[DATA ENTRIES]
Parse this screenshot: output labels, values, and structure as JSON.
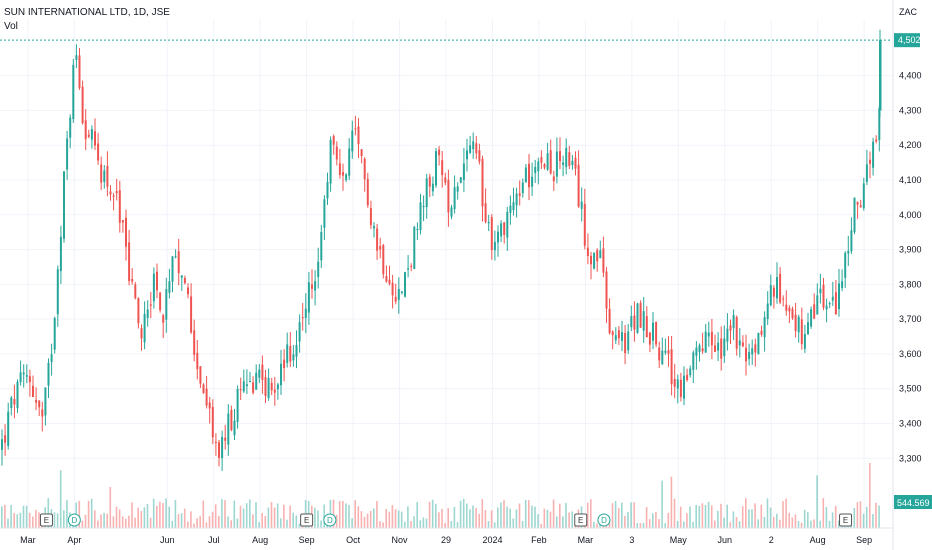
{
  "header": {
    "symbol_line": "SUN INTERNATIONAL LTD, 1D, JSE",
    "volume_label": "Vol"
  },
  "price_axis": {
    "currency": "ZAC",
    "last_price_label": "4,502",
    "volume_label": "544.569 K"
  },
  "colors": {
    "up": "#26a69a",
    "down": "#ef5350",
    "grid": "#f0f3fa",
    "axis_text": "#131722",
    "last_price_bg": "#26a69a"
  },
  "event_markers": [
    {
      "type": "earnings",
      "label": "E",
      "month_index": 1
    },
    {
      "type": "dividend",
      "label": "D",
      "month_index": 1.6
    },
    {
      "type": "earnings",
      "label": "E",
      "month_index": 6.6
    },
    {
      "type": "dividend",
      "label": "D",
      "month_index": 7.1
    },
    {
      "type": "earnings",
      "label": "E",
      "month_index": 12.5
    },
    {
      "type": "dividend",
      "label": "D",
      "month_index": 13.0
    },
    {
      "type": "earnings",
      "label": "E",
      "month_index": 18.2
    }
  ],
  "chart_data": {
    "type": "candlestick",
    "title": "SUN INTERNATIONAL LTD, 1D, JSE",
    "y_unit": "ZAC",
    "ylim": [
      3180,
      4560
    ],
    "y_ticks": [
      3300,
      3400,
      3500,
      3600,
      3700,
      3800,
      3900,
      4000,
      4100,
      4200,
      4300,
      4400
    ],
    "y_tick_labels": [
      "3,300",
      "3,400",
      "3,500",
      "3,600",
      "3,700",
      "3,800",
      "3,900",
      "4,000",
      "4,100",
      "4,200",
      "4,300",
      "4,400"
    ],
    "x_tick_labels": [
      "Mar",
      "Apr",
      "Jun",
      "Jul",
      "Aug",
      "Sep",
      "Oct",
      "Nov",
      "29",
      "2024",
      "Feb",
      "Mar",
      "3",
      "May",
      "Jun",
      "2",
      "Aug",
      "Sep"
    ],
    "x_tick_positions": [
      0.6,
      1.6,
      3.6,
      4.6,
      5.6,
      6.6,
      7.6,
      8.6,
      9.6,
      10.6,
      11.6,
      12.6,
      13.6,
      14.6,
      15.6,
      16.6,
      17.6,
      18.6
    ],
    "x_range": [
      0,
      19.2
    ],
    "last_price": 4502,
    "last_volume": "544.569 K",
    "grid": true,
    "path_keypoints": [
      [
        0.0,
        3330
      ],
      [
        0.3,
        3480
      ],
      [
        0.6,
        3540
      ],
      [
        0.9,
        3400
      ],
      [
        1.1,
        3640
      ],
      [
        1.3,
        4000
      ],
      [
        1.5,
        4330
      ],
      [
        1.6,
        4480
      ],
      [
        1.8,
        4260
      ],
      [
        2.1,
        4150
      ],
      [
        2.5,
        4040
      ],
      [
        2.8,
        3800
      ],
      [
        3.0,
        3660
      ],
      [
        3.3,
        3820
      ],
      [
        3.5,
        3700
      ],
      [
        3.7,
        3850
      ],
      [
        4.0,
        3780
      ],
      [
        4.2,
        3600
      ],
      [
        4.5,
        3400
      ],
      [
        4.7,
        3310
      ],
      [
        5.0,
        3430
      ],
      [
        5.3,
        3520
      ],
      [
        5.6,
        3550
      ],
      [
        5.8,
        3480
      ],
      [
        6.0,
        3560
      ],
      [
        6.3,
        3620
      ],
      [
        6.6,
        3750
      ],
      [
        6.9,
        3910
      ],
      [
        7.1,
        4230
      ],
      [
        7.3,
        4080
      ],
      [
        7.6,
        4220
      ],
      [
        7.9,
        4060
      ],
      [
        8.1,
        3910
      ],
      [
        8.3,
        3850
      ],
      [
        8.6,
        3760
      ],
      [
        8.9,
        3930
      ],
      [
        9.2,
        4080
      ],
      [
        9.4,
        4160
      ],
      [
        9.6,
        4030
      ],
      [
        9.8,
        4100
      ],
      [
        10.1,
        4200
      ],
      [
        10.3,
        4110
      ],
      [
        10.6,
        3900
      ],
      [
        10.9,
        4010
      ],
      [
        11.3,
        4100
      ],
      [
        11.6,
        4200
      ],
      [
        11.9,
        4120
      ],
      [
        12.1,
        4180
      ],
      [
        12.4,
        4080
      ],
      [
        12.6,
        3920
      ],
      [
        12.9,
        3860
      ],
      [
        13.1,
        3660
      ],
      [
        13.4,
        3620
      ],
      [
        13.7,
        3720
      ],
      [
        14.0,
        3660
      ],
      [
        14.3,
        3580
      ],
      [
        14.6,
        3500
      ],
      [
        14.9,
        3560
      ],
      [
        15.2,
        3640
      ],
      [
        15.5,
        3600
      ],
      [
        15.8,
        3680
      ],
      [
        16.0,
        3560
      ],
      [
        16.3,
        3640
      ],
      [
        16.6,
        3790
      ],
      [
        16.9,
        3760
      ],
      [
        17.1,
        3700
      ],
      [
        17.3,
        3620
      ],
      [
        17.6,
        3770
      ],
      [
        17.9,
        3720
      ],
      [
        18.2,
        3880
      ],
      [
        18.4,
        4030
      ],
      [
        18.6,
        4100
      ],
      [
        18.8,
        4180
      ],
      [
        18.95,
        4300
      ],
      [
        19.05,
        4502
      ]
    ]
  }
}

[DIRECTION]
Every entry must be reproduced exactly, with the images left out.

[EXERCISE RESPONSE]
Parse this screenshot: output labels, values, and structure as JSON.
{
  "header": {
    "symbol_line": "SUN INTERNATIONAL LTD, 1D, JSE",
    "volume_label": "Vol"
  },
  "price_axis": {
    "currency": "ZAC",
    "last_price_label": "4,502",
    "volume_label": "544.569 K"
  },
  "colors": {
    "up": "#26a69a",
    "down": "#ef5350",
    "grid": "#f0f3fa",
    "axis_text": "#131722",
    "last_price_bg": "#26a69a"
  },
  "event_markers": [
    {
      "type": "earnings",
      "label": "E",
      "month_index": 1
    },
    {
      "type": "dividend",
      "label": "D",
      "month_index": 1.6
    },
    {
      "type": "earnings",
      "label": "E",
      "month_index": 6.6
    },
    {
      "type": "dividend",
      "label": "D",
      "month_index": 7.1
    },
    {
      "type": "earnings",
      "label": "E",
      "month_index": 12.5
    },
    {
      "type": "dividend",
      "label": "D",
      "month_index": 13.0
    },
    {
      "type": "earnings",
      "label": "E",
      "month_index": 18.2
    }
  ],
  "chart_data": {
    "type": "candlestick",
    "title": "SUN INTERNATIONAL LTD, 1D, JSE",
    "y_unit": "ZAC",
    "ylim": [
      3180,
      4560
    ],
    "y_ticks": [
      3300,
      3400,
      3500,
      3600,
      3700,
      3800,
      3900,
      4000,
      4100,
      4200,
      4300,
      4400
    ],
    "y_tick_labels": [
      "3,300",
      "3,400",
      "3,500",
      "3,600",
      "3,700",
      "3,800",
      "3,900",
      "4,000",
      "4,100",
      "4,200",
      "4,300",
      "4,400"
    ],
    "x_tick_labels": [
      "Mar",
      "Apr",
      "Jun",
      "Jul",
      "Aug",
      "Sep",
      "Oct",
      "Nov",
      "29",
      "2024",
      "Feb",
      "Mar",
      "3",
      "May",
      "Jun",
      "2",
      "Aug",
      "Sep"
    ],
    "x_tick_positions": [
      0.6,
      1.6,
      3.6,
      4.6,
      5.6,
      6.6,
      7.6,
      8.6,
      9.6,
      10.6,
      11.6,
      12.6,
      13.6,
      14.6,
      15.6,
      16.6,
      17.6,
      18.6
    ],
    "x_range": [
      0,
      19.2
    ],
    "last_price": 4502,
    "last_volume": "544.569 K",
    "grid": true,
    "path_keypoints": [
      [
        0.0,
        3330
      ],
      [
        0.3,
        3480
      ],
      [
        0.6,
        3540
      ],
      [
        0.9,
        3400
      ],
      [
        1.1,
        3640
      ],
      [
        1.3,
        4000
      ],
      [
        1.5,
        4330
      ],
      [
        1.6,
        4480
      ],
      [
        1.8,
        4260
      ],
      [
        2.1,
        4150
      ],
      [
        2.5,
        4040
      ],
      [
        2.8,
        3800
      ],
      [
        3.0,
        3660
      ],
      [
        3.3,
        3820
      ],
      [
        3.5,
        3700
      ],
      [
        3.7,
        3850
      ],
      [
        4.0,
        3780
      ],
      [
        4.2,
        3600
      ],
      [
        4.5,
        3400
      ],
      [
        4.7,
        3310
      ],
      [
        5.0,
        3430
      ],
      [
        5.3,
        3520
      ],
      [
        5.6,
        3550
      ],
      [
        5.8,
        3480
      ],
      [
        6.0,
        3560
      ],
      [
        6.3,
        3620
      ],
      [
        6.6,
        3750
      ],
      [
        6.9,
        3910
      ],
      [
        7.1,
        4230
      ],
      [
        7.3,
        4080
      ],
      [
        7.6,
        4220
      ],
      [
        7.9,
        4060
      ],
      [
        8.1,
        3910
      ],
      [
        8.3,
        3850
      ],
      [
        8.6,
        3760
      ],
      [
        8.9,
        3930
      ],
      [
        9.2,
        4080
      ],
      [
        9.4,
        4160
      ],
      [
        9.6,
        4030
      ],
      [
        9.8,
        4100
      ],
      [
        10.1,
        4200
      ],
      [
        10.3,
        4110
      ],
      [
        10.6,
        3900
      ],
      [
        10.9,
        4010
      ],
      [
        11.3,
        4100
      ],
      [
        11.6,
        4200
      ],
      [
        11.9,
        4120
      ],
      [
        12.1,
        4180
      ],
      [
        12.4,
        4080
      ],
      [
        12.6,
        3920
      ],
      [
        12.9,
        3860
      ],
      [
        13.1,
        3660
      ],
      [
        13.4,
        3620
      ],
      [
        13.7,
        3720
      ],
      [
        14.0,
        3660
      ],
      [
        14.3,
        3580
      ],
      [
        14.6,
        3500
      ],
      [
        14.9,
        3560
      ],
      [
        15.2,
        3640
      ],
      [
        15.5,
        3600
      ],
      [
        15.8,
        3680
      ],
      [
        16.0,
        3560
      ],
      [
        16.3,
        3640
      ],
      [
        16.6,
        3790
      ],
      [
        16.9,
        3760
      ],
      [
        17.1,
        3700
      ],
      [
        17.3,
        3620
      ],
      [
        17.6,
        3770
      ],
      [
        17.9,
        3720
      ],
      [
        18.2,
        3880
      ],
      [
        18.4,
        4030
      ],
      [
        18.6,
        4100
      ],
      [
        18.8,
        4180
      ],
      [
        18.95,
        4300
      ],
      [
        19.05,
        4502
      ]
    ]
  }
}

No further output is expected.